▶ WHAT TO DO
Print the data that follows exactly.

▶ DATA FOR THIS EXERCISE
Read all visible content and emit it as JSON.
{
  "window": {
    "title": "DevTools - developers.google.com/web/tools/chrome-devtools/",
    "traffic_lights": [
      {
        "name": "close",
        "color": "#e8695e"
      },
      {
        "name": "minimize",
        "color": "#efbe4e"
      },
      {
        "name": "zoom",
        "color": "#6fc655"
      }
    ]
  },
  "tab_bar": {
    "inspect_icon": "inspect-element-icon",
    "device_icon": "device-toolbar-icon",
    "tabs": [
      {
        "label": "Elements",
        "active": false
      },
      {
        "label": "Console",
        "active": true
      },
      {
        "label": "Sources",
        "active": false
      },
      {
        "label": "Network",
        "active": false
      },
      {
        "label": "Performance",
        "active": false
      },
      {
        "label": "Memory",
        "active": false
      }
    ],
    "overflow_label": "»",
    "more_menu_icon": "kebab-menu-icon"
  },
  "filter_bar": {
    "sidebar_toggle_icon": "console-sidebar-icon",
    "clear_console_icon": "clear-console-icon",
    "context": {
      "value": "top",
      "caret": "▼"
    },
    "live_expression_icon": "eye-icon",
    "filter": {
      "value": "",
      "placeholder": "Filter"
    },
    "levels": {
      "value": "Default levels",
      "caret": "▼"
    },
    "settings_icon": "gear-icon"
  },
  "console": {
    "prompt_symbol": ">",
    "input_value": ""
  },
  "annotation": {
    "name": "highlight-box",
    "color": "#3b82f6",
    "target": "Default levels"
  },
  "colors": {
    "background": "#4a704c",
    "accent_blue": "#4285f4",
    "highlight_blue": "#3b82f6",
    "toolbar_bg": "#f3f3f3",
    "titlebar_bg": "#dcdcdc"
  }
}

▶ RESPONSE TO THIS TASK
Read all visible content and emit it as JSON.
{
  "window": {
    "title": "DevTools - developers.google.com/web/tools/chrome-devtools/",
    "traffic_lights": [
      {
        "name": "close",
        "color": "#e8695e"
      },
      {
        "name": "minimize",
        "color": "#efbe4e"
      },
      {
        "name": "zoom",
        "color": "#6fc655"
      }
    ]
  },
  "tab_bar": {
    "inspect_icon": "inspect-element-icon",
    "device_icon": "device-toolbar-icon",
    "tabs": [
      {
        "label": "Elements",
        "active": false
      },
      {
        "label": "Console",
        "active": true
      },
      {
        "label": "Sources",
        "active": false
      },
      {
        "label": "Network",
        "active": false
      },
      {
        "label": "Performance",
        "active": false
      },
      {
        "label": "Memory",
        "active": false
      }
    ],
    "overflow_label": "»",
    "more_menu_icon": "kebab-menu-icon"
  },
  "filter_bar": {
    "sidebar_toggle_icon": "console-sidebar-icon",
    "clear_console_icon": "clear-console-icon",
    "context": {
      "value": "top",
      "caret": "▼"
    },
    "live_expression_icon": "eye-icon",
    "filter": {
      "value": "",
      "placeholder": "Filter"
    },
    "levels": {
      "value": "Default levels",
      "caret": "▼"
    },
    "settings_icon": "gear-icon"
  },
  "console": {
    "prompt_symbol": ">",
    "input_value": ""
  },
  "annotation": {
    "name": "highlight-box",
    "color": "#3b82f6",
    "target": "Default levels"
  },
  "colors": {
    "background": "#4a704c",
    "accent_blue": "#4285f4",
    "highlight_blue": "#3b82f6",
    "toolbar_bg": "#f3f3f3",
    "titlebar_bg": "#dcdcdc"
  }
}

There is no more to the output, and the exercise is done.